## Task directions
Everything in the listing should be restated word for word.

[Dataset items]
□ □ □ □ □ □ □
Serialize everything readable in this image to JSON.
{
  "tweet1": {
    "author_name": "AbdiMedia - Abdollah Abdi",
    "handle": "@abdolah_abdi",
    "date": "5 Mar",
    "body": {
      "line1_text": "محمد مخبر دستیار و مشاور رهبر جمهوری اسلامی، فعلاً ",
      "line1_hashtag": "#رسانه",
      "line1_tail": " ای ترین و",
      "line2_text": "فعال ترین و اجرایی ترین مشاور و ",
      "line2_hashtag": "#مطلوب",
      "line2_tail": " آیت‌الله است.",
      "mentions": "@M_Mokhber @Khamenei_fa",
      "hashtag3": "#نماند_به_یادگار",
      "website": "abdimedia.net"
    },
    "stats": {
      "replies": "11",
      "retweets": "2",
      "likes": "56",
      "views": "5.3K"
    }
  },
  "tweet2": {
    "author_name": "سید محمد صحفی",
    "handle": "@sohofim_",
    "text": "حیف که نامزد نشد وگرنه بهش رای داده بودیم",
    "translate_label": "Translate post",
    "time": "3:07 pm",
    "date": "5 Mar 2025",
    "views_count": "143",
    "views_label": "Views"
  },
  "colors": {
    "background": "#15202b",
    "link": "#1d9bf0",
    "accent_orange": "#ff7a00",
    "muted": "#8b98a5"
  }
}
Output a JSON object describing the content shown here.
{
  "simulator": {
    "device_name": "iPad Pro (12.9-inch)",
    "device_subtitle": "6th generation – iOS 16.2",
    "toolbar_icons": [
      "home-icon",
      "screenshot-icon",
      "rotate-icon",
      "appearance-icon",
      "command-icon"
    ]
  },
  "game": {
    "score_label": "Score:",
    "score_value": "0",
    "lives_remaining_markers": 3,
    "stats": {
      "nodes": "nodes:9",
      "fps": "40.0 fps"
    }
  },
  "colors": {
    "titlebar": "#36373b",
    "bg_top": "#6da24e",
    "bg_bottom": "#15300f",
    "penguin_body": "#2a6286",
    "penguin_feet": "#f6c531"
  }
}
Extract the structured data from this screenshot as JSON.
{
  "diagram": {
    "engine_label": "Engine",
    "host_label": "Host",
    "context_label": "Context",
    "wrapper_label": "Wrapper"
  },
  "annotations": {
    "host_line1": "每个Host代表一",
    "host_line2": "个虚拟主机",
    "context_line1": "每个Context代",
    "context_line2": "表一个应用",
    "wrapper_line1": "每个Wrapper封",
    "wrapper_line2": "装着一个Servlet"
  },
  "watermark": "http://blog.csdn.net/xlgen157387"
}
□ □ □ □ □ □ □
## Result
Serialize everything readable in this image to JSON.
{
  "tweet1": {
    "author_name": "AbdiMedia - Abdollah Abdi",
    "handle": "@abdolah_abdi",
    "date": "5 Mar",
    "body": {
      "line1_text": "محمد مخبر دستیار و مشاور رهبر جمهوری اسلامی، فعلاً ",
      "line1_hashtag": "#رسانه",
      "line1_tail": " ای ترین و",
      "line2_text": "فعال ترین و اجرایی ترین مشاور و ",
      "line2_hashtag": "#مطلوب",
      "line2_tail": " آیت‌الله است.",
      "mentions": "@M_Mokhber @Khamenei_fa",
      "hashtag3": "#نماند_به_یادگار",
      "website": "abdimedia.net"
    },
    "stats": {
      "replies": "11",
      "retweets": "2",
      "likes": "56",
      "views": "5.3K"
    }
  },
  "tweet2": {
    "author_name": "سید محمد صحفی",
    "handle": "@sohofim_",
    "text": "حیف که نامزد نشد وگرنه بهش رای داده بودیم",
    "translate_label": "Translate post",
    "time": "3:07 pm",
    "date": "5 Mar 2025",
    "views_count": "143",
    "views_label": "Views"
  },
  "colors": {
    "background": "#15202b",
    "link": "#1d9bf0",
    "accent_orange": "#ff7a00",
    "muted": "#8b98a5"
  }
}
Output a JSON object describing the content shown here.
{
  "simulator": {
    "device_name": "iPad Pro (12.9-inch)",
    "device_subtitle": "6th generation – iOS 16.2",
    "toolbar_icons": [
      "home-icon",
      "screenshot-icon",
      "rotate-icon",
      "appearance-icon",
      "command-icon"
    ]
  },
  "game": {
    "score_label": "Score:",
    "score_value": "0",
    "lives_remaining_markers": 3,
    "stats": {
      "nodes": "nodes:9",
      "fps": "40.0 fps"
    }
  },
  "colors": {
    "titlebar": "#36373b",
    "bg_top": "#6da24e",
    "bg_bottom": "#15300f",
    "penguin_body": "#2a6286",
    "penguin_feet": "#f6c531"
  }
}
Extract the structured data from this screenshot as JSON.
{
  "diagram": {
    "engine_label": "Engine",
    "host_label": "Host",
    "context_label": "Context",
    "wrapper_label": "Wrapper"
  },
  "annotations": {
    "host_line1": "每个Host代表一",
    "host_line2": "个虚拟主机",
    "context_line1": "每个Context代",
    "context_line2": "表一个应用",
    "wrapper_line1": "每个Wrapper封",
    "wrapper_line2": "装着一个Servlet"
  },
  "watermark": "http://blog.csdn.net/xlgen157387"
}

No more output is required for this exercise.